Supporting Dialogue and Demobilisation in the DR Congo

Rising violence in the eastern Democratic Republic of Congo has the Great Lakes region on edge. In this excerpt from the Watch List 2022 – Autumn Update, Crisis Group explains what the EU and its member states can do to help bring stability to the area.

The eastern Democratic Republic of Congo (DRC) is experiencing an alarming uptick of violence. Fighting between the Congolese military and the March 23 Movement (M23), which resurfaced in November 2021 after suffering defeat in 2013, has surged. So, too, have attacks on civilians and camps for internally displaced people by other armed groups. The bloodshed has the entire Great Lakes region on edge and is creating friction beyond the DRC’s borders. Of greatest concern, the M23’s attacks have opened a rift between the DRC and Rwanda, with Congolese President Félix Tshisekedi labelling the rebel commanders “terrorists” who receive financial and logistical support from Kigali. 

Complicating matters is that the Congolese president has turned to some of his neighbours for support in tamping down insecurity in the east. Bent on rooting out the armed groups, in late 2021, Tshisekedi gave Ugandan and Burundian troops permission to carry out operations on Congolese soil. He then used the DRC’s accession to the East African Community (EAC) in March 2022 as an opportunity to ask the bloc for help. By way of response, the EAC agreed in April to establish a joint force composed of regional troops to battle militias in the east. But the force left out a key player: citing Rwanda’s alleged interference in the DRC’s affairs, Tshisekedi insisted that the country be excluded from the force, angering Kigali. 

So far, plans to stabilise the eastern DRC remain a work in progress. The new force has yet to fully deploy and is likely to face funding challenges. Meanwhile, diplomatic and demobilisation efforts meant to complement the military track show some promise but have yet to make substantial progress. 

The European Union (EU) and its member states should take the following steps in working to address instability in the eastern DRC: 

  • Refrain from providing financial support to the regional force – which some EAC states have already requested – pending greater clarity on its performance and the sufficiency of human rights safeguards.
  • Building on talks between Kinshasa and a select number of armed groups that were held in Nairobi in the spring, work with the DRC’s regional partners to develop plans for the next round of negotiations, focusing in particular on which militias should be included and for what purpose; in addition, provide financial and technical support for those negotiations. 
  • Provide support for DRC demobilisation efforts by pressing for greater clarity on links between the Nairobi political track, the EAC regional force’s mission and the DRC’s nascent community-based national disarmament, demobilisation and reintegration (DDR) program. Ideally, groups that participate in the dialogue and express interest in demobilising would be given an opportunity to do so through the program. The program also requires donor support, which the EU and member states should provide if satisfied with anti-corruption safeguards and other criteria.
  • When evidence emerges that the DRC’s neighbours have violated its sovereignty – as was the case when a UN confidential report recently reached findings of Rwandan involvement with the M23 rebels – condemn the violations through bilateral and multilateral channels and underscore the threat that instability in the DRC could grow into a regional conflagration.

*Layout annotation data*:
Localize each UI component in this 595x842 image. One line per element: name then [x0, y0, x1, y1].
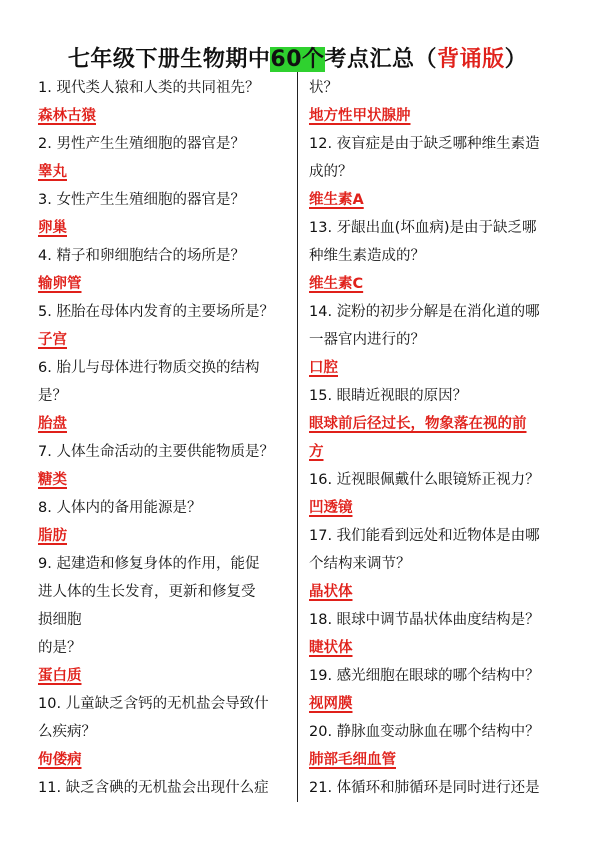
- answer-line: 晶状体: [309, 584, 353, 600]
- question-line: 5. 胚胎在母体内发育的主要场所是？: [38, 304, 274, 320]
- question-line: 3. 女性产生生殖细胞的器官是？: [38, 192, 245, 208]
- page-title: [0, 42, 595, 73]
- title-paren-close: ）: [504, 47, 528, 72]
- question-line: 20. 静脉血变动脉血在哪个结构中？: [309, 724, 540, 740]
- question-line: 种维生素造成的？: [309, 248, 425, 264]
- question-line: 2. 男性产生生殖细胞的器官是？: [38, 136, 245, 152]
- question-line: 是？: [38, 388, 67, 404]
- answer-line: 凹透镜: [309, 500, 353, 516]
- question-line: 进人体的生长发育，更新和修复受: [38, 584, 256, 600]
- answer-line: 卵巢: [38, 220, 67, 236]
- answer-line: 眼球前后径过长，物象落在视的前: [309, 416, 527, 432]
- answer-line: 森林古猿: [38, 108, 96, 124]
- question-line: 成的？: [309, 164, 353, 180]
- answer-line: 肺部毛细血管: [309, 752, 396, 768]
- left-column: [38, 74, 298, 802]
- answer-line: 脂肪: [38, 528, 67, 544]
- title-highlight: 60个: [270, 47, 325, 72]
- answer-line: 口腔: [309, 360, 338, 376]
- question-line: 14. 淀粉的初步分解是在消化道的哪: [309, 304, 540, 320]
- question-line: 么疾病？: [38, 724, 96, 740]
- question-line: 7. 人体生命活动的主要供能物质是？: [38, 444, 274, 460]
- question-line: 1. 现代类人猿和人类的共同祖先？: [38, 80, 260, 96]
- title-red-label: 背诵版: [437, 47, 505, 72]
- answer-line: 蛋白质: [38, 668, 82, 684]
- answer-line: 胎盘: [38, 416, 67, 432]
- question-line: 16. 近视眼佩戴什么眼镜矫正视力？: [309, 472, 540, 488]
- question-line: 4. 精子和卵细胞结合的场所是？: [38, 248, 245, 264]
- title-paren-open: （: [414, 47, 438, 72]
- question-line: 的是？: [38, 640, 82, 656]
- answer-line: 输卵管: [38, 276, 82, 292]
- question-line: 19. 感光细胞在眼球的哪个结构中？: [309, 668, 540, 684]
- question-line: 10. 儿童缺乏含钙的无机盐会导致什: [38, 696, 269, 712]
- answer-line: 维生素A: [309, 192, 364, 208]
- question-line: 15. 眼睛近视眼的原因？: [309, 388, 468, 404]
- title-suffix: 考点汇总: [324, 47, 415, 72]
- question-line: 8. 人体内的备用能源是？: [38, 500, 202, 516]
- question-line: 12. 夜盲症是由于缺乏哪种维生素造: [309, 136, 540, 152]
- question-line: 损细胞: [38, 612, 82, 628]
- title-main: 七年级下册生物期中: [67, 47, 271, 72]
- answer-line: 地方性甲状腺肿: [309, 108, 411, 124]
- question-line: 6. 胎儿与母体进行物质交换的结构: [38, 360, 260, 376]
- answer-line: 糖类: [38, 472, 67, 488]
- question-line: 13. 牙龈出血(坏血病)是由于缺乏哪: [309, 220, 537, 236]
- answer-line: 子宫: [38, 332, 67, 348]
- answer-line: 维生素C: [309, 276, 364, 292]
- question-line: 一器官内进行的？: [309, 332, 425, 348]
- question-line: 11. 缺乏含碘的无机盐会出现什么症: [38, 780, 269, 796]
- answer-line: 视网膜: [309, 696, 353, 712]
- question-line: 9. 起建造和修复身体的作用，能促: [38, 556, 260, 572]
- right-column: [309, 74, 567, 802]
- answer-line: 睾丸: [38, 164, 67, 180]
- question-line: 21. 体循环和肺循环是同时进行还是: [309, 780, 540, 796]
- question-line: 个结构来调节？: [309, 556, 411, 572]
- answer-line: 佝偻病: [38, 752, 82, 768]
- question-line: 18. 眼球中调节晶状体曲度结构是？: [309, 612, 540, 628]
- answer-line: 方: [309, 444, 324, 460]
- question-line: 17. 我们能看到远处和近物体是由哪: [309, 528, 540, 544]
- question-line: 状？: [309, 80, 338, 96]
- answer-line: 睫状体: [309, 640, 353, 656]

*Required tasks*:
A. Render this sentence from the passage on the eastern DR Congo into Spanish: "So far, plans to stabilise the eastern DRC remain a work in progress."
B. Extend the passage on the eastern DR Congo beyond its final line.

*Answers to the exercise*:
A. Hasta ahora, los planes para estabilizar el este de la RDC siguen siendo un trabajo en curso.

B.
Turmoil in the Great Lakes

M23 rebels have once again taken up arms in the eastern DRC, a resource-rich area that has long been the battleground for overlapping conflicts involving regional powers and armed groups. The M23 is principally fighting the Congolese army, with hostilities centred in North Kivu province. This conflict has driven more than 170,000 people from their homes since the rebels re-emerged in November 2021, having previously been defeated and signed a peace deal in 2013. At first, the M23 mainly targeted Congolese soldiers, but since June the group has also been making civilian victims. MONUSCO, the UN peacekeeping mission in the country, has expressed its concern about the M23’s sophisticated firepower and its own limited capacity to ward off the group. In a September interview with France 24 and RFI, UN Secretary-General António Guterres said “the M23 is a modern army with heavy weapons, more advanced than MONUSCO’s equipment”.

Along with the M23 insurgency, other armed groups have also intensified attacks on both military and civilian targets. Notable among them is the Allied Democratic Forces (ADF), a Ugandan outfit whose biggest faction has sworn allegiance to the Islamic State and whose members kill locals and loot or burn down villages. In late August, for instance, suspected ADF fighters killed at least 40 civilians in North Kivu. Meanwhile, the Coopérative pour le Développement du Congo (CODECO), a loose association of militias of mostly Lendu ethnicity operating in Ituri, has killed dozens of civilians and terrorised many more since the year began in a spate of raids on camps sheltering displaced people.

A confidential UN report … included evidence of continuing ties, indicating that Rwanda has helped reinvigorate the M23.

The stakes are high for Tshisekedi, who plans to seek a second term in office in 2023 polls and has repeatedly pledged to end the turmoil in the east. He has sought outside assistance to make good on his promise. In late 2021, Tshisekedi permitted Ugandan and Burundian troops to enter the country to fight, respectively, the ADF and RED-Tabara, a Burundian rebel group based in the DRC. Tshisekedi pointedly did not seek Rwanda’s assistance, at least partly because he believes that Rwanda is behind the M23’s abrupt reappearance. Rwanda (along with Uganda) did indeed back the group from when it first emerged in 2012 until Congolese and UN forces defeated the movement a year later. As Crisis Group has noted elsewhere, a confidential UN report leaked in August included evidence of continuing ties, indicating that Rwanda has helped reinvigorate the M23.

Tshisekedi’s decision to allow Ugandan and Burundian troops into the DRC but not Rwandans infuriated Rwandan President Paul Kagame, who has rejected Tshisekedi’s accusations concerning Kigali’s links to the M23. Kagame alleges that, to the contrary, it is Kinshasa that is cooperating with the Forces démocratiques de libération du Rwanda (FDLR), a remnant of the Hutu militia responsible for the 1994 genocide. While some evidence suggests that the Congolese army works with the FDLR in some capacity – the leaked UN report says some army commanders cooperated with a coalition of armed groups, including FDLR members, in fighting the M23 – Kagame’s frustration at being left out likely has other dimensions as well. He may be concerned that Rwanda will be boxed out of access to the eastern DRC’s natural resources, in particular gold, and that the Ugandans will extend their sphere of influence in the region at Rwanda’s expense.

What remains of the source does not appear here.